*Data*.
----------
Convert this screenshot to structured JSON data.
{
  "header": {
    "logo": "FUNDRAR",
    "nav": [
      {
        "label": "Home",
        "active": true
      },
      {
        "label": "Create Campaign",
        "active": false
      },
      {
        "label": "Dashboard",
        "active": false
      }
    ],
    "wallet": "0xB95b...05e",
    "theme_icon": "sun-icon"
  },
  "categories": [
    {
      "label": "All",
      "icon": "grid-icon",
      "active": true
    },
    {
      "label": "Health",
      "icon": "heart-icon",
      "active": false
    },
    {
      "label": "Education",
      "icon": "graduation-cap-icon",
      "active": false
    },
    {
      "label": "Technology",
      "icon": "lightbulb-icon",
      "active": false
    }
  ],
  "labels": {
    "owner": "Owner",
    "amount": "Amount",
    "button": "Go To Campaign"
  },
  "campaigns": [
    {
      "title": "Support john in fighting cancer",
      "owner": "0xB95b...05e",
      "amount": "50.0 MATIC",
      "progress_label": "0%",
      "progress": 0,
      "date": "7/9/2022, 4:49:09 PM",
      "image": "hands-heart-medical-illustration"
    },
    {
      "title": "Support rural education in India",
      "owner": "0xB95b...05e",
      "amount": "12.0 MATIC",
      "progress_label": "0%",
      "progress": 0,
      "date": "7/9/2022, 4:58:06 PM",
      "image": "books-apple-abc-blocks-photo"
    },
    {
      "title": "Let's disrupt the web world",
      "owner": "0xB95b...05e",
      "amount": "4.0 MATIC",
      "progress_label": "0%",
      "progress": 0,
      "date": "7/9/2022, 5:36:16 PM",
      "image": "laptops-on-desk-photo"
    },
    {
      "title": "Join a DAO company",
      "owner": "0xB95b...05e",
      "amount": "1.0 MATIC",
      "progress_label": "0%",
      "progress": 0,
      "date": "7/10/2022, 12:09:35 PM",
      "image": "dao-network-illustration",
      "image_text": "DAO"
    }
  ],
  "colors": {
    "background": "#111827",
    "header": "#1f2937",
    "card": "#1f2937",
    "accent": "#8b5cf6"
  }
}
----------
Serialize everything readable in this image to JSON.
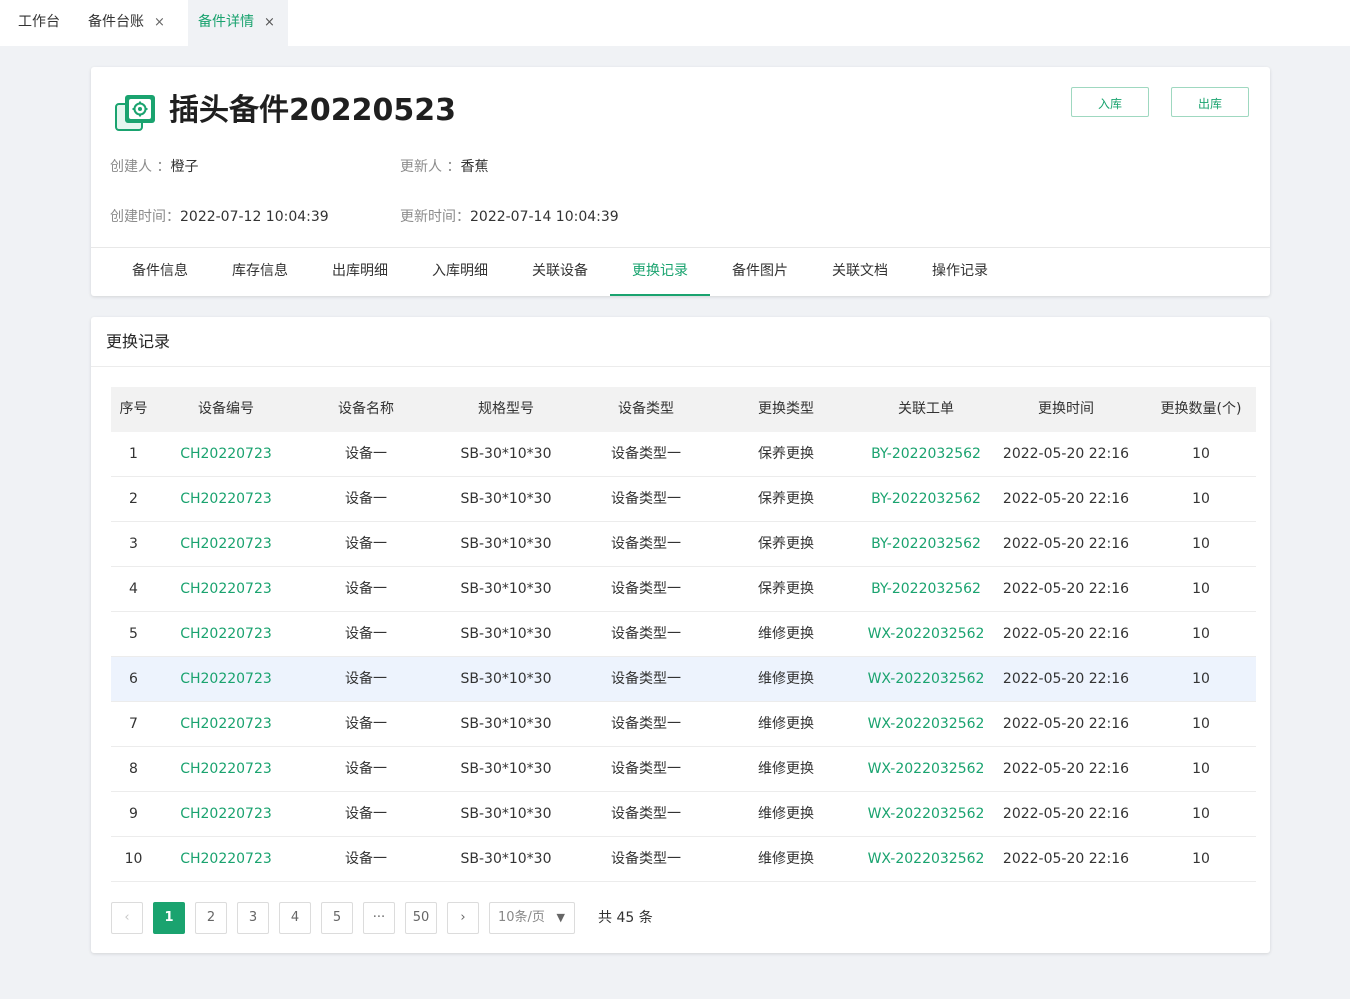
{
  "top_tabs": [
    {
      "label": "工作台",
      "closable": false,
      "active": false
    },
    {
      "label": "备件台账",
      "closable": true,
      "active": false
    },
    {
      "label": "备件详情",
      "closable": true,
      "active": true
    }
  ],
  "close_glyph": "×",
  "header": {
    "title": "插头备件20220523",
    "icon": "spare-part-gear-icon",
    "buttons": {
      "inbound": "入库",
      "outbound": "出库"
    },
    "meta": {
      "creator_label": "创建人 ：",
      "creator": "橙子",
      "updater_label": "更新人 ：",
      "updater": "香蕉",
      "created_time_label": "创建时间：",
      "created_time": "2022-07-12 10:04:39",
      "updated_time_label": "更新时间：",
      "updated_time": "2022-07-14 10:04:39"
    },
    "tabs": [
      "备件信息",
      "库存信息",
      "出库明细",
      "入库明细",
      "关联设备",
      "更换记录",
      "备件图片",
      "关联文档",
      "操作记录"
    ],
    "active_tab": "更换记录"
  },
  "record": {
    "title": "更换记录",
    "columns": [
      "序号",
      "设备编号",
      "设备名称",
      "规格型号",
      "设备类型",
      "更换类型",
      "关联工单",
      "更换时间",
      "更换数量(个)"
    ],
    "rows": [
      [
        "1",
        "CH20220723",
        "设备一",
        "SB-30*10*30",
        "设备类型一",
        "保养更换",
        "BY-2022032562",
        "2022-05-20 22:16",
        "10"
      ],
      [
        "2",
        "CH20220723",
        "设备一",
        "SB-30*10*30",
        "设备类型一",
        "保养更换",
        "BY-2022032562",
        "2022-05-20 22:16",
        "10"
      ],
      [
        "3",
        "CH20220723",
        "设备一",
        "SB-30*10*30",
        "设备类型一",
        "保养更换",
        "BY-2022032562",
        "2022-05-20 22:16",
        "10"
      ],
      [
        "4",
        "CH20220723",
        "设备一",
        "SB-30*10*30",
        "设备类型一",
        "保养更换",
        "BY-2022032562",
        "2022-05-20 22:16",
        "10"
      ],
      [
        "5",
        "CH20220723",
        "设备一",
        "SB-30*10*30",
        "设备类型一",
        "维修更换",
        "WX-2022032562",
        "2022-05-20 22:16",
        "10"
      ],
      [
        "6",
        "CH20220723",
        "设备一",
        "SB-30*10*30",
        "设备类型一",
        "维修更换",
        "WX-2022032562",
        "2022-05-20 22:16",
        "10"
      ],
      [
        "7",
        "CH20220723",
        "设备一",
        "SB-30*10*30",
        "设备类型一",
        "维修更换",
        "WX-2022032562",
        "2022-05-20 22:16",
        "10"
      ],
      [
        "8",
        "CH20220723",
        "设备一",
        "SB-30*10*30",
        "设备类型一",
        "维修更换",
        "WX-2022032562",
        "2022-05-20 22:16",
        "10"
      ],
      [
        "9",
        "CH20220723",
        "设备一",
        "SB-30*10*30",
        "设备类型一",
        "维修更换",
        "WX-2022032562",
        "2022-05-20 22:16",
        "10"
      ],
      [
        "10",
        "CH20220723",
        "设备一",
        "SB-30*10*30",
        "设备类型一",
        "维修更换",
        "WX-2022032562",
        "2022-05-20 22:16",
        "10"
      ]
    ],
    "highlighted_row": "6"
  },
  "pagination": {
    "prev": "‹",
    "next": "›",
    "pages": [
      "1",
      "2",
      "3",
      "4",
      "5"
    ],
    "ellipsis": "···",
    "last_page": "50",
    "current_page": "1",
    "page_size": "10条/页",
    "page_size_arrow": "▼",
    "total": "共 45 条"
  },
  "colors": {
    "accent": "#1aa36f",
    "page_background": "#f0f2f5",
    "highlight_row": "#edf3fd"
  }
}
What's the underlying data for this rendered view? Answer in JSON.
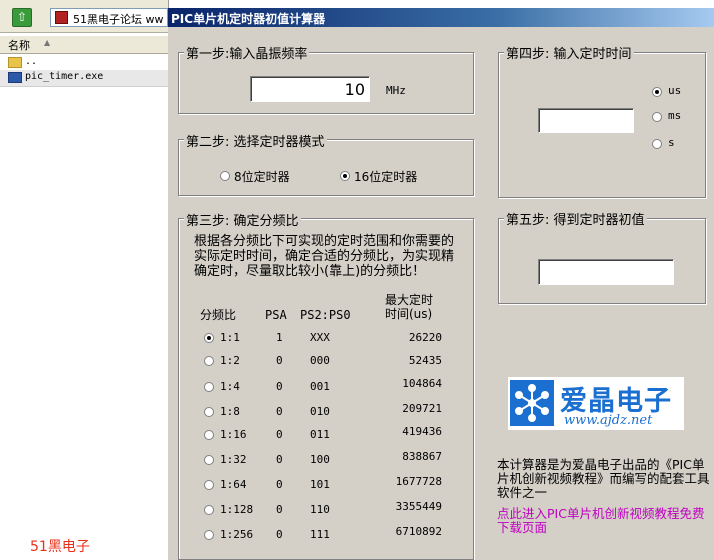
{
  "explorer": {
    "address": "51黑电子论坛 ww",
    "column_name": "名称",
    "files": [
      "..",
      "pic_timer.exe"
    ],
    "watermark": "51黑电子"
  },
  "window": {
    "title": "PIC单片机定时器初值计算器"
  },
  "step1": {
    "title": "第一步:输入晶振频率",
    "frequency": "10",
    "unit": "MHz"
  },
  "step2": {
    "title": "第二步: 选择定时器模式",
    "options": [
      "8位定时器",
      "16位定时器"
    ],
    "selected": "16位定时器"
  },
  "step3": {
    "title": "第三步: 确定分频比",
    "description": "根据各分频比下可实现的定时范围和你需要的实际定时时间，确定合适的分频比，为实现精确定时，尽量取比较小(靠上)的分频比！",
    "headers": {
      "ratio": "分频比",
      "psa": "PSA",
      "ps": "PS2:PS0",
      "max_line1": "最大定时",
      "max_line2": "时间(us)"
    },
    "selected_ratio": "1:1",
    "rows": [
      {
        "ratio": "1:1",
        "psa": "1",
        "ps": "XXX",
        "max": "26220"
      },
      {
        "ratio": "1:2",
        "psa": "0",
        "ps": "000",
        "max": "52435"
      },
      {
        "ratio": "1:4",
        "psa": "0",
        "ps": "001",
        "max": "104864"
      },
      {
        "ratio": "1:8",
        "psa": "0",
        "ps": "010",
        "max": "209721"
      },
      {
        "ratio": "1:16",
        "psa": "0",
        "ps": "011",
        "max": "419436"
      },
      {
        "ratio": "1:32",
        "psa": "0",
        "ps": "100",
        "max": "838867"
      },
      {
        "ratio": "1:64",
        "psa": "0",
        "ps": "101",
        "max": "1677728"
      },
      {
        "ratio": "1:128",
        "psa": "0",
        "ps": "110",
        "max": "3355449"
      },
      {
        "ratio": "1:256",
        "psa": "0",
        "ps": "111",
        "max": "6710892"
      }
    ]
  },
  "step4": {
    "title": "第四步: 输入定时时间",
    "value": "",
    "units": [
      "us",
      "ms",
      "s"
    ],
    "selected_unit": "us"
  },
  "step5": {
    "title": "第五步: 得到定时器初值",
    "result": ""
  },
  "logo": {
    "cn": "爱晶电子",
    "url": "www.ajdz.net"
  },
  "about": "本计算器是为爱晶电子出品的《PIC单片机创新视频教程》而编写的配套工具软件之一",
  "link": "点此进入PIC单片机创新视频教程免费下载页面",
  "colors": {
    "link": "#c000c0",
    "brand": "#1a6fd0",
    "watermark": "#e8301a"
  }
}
----------
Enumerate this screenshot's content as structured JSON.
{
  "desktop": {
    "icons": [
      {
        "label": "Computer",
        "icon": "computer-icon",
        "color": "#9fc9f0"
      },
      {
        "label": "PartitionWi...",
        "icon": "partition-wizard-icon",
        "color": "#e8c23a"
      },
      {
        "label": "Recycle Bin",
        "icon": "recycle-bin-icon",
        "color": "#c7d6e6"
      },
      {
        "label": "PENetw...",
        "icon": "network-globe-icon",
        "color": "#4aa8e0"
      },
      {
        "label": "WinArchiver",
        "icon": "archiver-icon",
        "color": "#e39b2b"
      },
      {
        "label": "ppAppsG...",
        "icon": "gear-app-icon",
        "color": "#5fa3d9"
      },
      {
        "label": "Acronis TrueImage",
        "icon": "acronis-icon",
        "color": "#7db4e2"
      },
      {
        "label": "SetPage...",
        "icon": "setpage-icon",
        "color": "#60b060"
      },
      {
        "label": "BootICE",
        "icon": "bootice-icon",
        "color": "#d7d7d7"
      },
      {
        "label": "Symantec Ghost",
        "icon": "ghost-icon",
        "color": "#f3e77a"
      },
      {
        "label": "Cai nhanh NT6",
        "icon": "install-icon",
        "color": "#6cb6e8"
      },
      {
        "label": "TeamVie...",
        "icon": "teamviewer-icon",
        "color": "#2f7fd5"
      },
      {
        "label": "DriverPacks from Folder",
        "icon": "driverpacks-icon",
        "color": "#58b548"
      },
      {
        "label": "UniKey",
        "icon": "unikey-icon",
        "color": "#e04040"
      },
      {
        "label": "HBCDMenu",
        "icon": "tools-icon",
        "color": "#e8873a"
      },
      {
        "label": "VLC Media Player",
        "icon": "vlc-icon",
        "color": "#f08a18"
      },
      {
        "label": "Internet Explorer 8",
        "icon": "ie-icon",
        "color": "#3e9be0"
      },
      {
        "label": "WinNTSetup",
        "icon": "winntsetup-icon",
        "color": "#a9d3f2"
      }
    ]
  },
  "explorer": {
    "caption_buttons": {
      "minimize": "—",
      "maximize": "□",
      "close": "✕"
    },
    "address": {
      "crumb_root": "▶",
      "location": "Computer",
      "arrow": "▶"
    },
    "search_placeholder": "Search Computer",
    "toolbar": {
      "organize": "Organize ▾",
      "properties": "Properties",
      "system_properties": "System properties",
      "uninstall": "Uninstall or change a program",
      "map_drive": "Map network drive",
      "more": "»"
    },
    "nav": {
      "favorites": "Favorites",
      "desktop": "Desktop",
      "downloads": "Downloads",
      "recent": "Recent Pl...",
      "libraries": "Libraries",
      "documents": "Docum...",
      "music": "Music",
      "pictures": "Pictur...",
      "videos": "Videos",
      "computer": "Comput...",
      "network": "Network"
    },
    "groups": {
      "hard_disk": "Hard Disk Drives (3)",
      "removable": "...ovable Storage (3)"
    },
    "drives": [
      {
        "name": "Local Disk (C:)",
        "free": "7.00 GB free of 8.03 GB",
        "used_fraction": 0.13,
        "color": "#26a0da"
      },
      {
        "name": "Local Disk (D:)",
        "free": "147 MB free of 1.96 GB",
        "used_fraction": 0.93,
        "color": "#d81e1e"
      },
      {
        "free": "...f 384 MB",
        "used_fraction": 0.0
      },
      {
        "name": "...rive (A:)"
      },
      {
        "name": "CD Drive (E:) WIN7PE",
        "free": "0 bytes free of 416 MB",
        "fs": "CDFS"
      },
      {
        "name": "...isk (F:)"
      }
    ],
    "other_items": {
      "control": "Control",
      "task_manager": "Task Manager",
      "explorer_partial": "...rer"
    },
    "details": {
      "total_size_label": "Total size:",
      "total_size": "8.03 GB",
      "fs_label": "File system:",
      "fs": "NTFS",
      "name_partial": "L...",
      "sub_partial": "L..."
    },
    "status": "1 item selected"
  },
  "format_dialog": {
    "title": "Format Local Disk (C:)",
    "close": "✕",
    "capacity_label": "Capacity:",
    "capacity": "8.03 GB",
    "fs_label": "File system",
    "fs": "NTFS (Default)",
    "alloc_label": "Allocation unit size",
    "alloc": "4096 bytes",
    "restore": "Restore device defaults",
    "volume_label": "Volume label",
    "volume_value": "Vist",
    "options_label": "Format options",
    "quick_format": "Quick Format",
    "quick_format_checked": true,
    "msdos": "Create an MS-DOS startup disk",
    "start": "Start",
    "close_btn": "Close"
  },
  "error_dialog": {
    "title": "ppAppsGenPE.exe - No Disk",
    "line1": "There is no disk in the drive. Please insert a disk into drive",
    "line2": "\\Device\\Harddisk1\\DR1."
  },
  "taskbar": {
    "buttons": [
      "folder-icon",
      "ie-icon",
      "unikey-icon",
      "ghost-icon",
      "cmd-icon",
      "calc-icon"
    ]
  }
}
----------
*Instruction*. Where a line above includes "network", copy that line.

*Result*.
      "image": "dao-network-illustration",
        "icon": "network-globe-icon",
      "map_drive": "Map network drive",
      "network": "Network"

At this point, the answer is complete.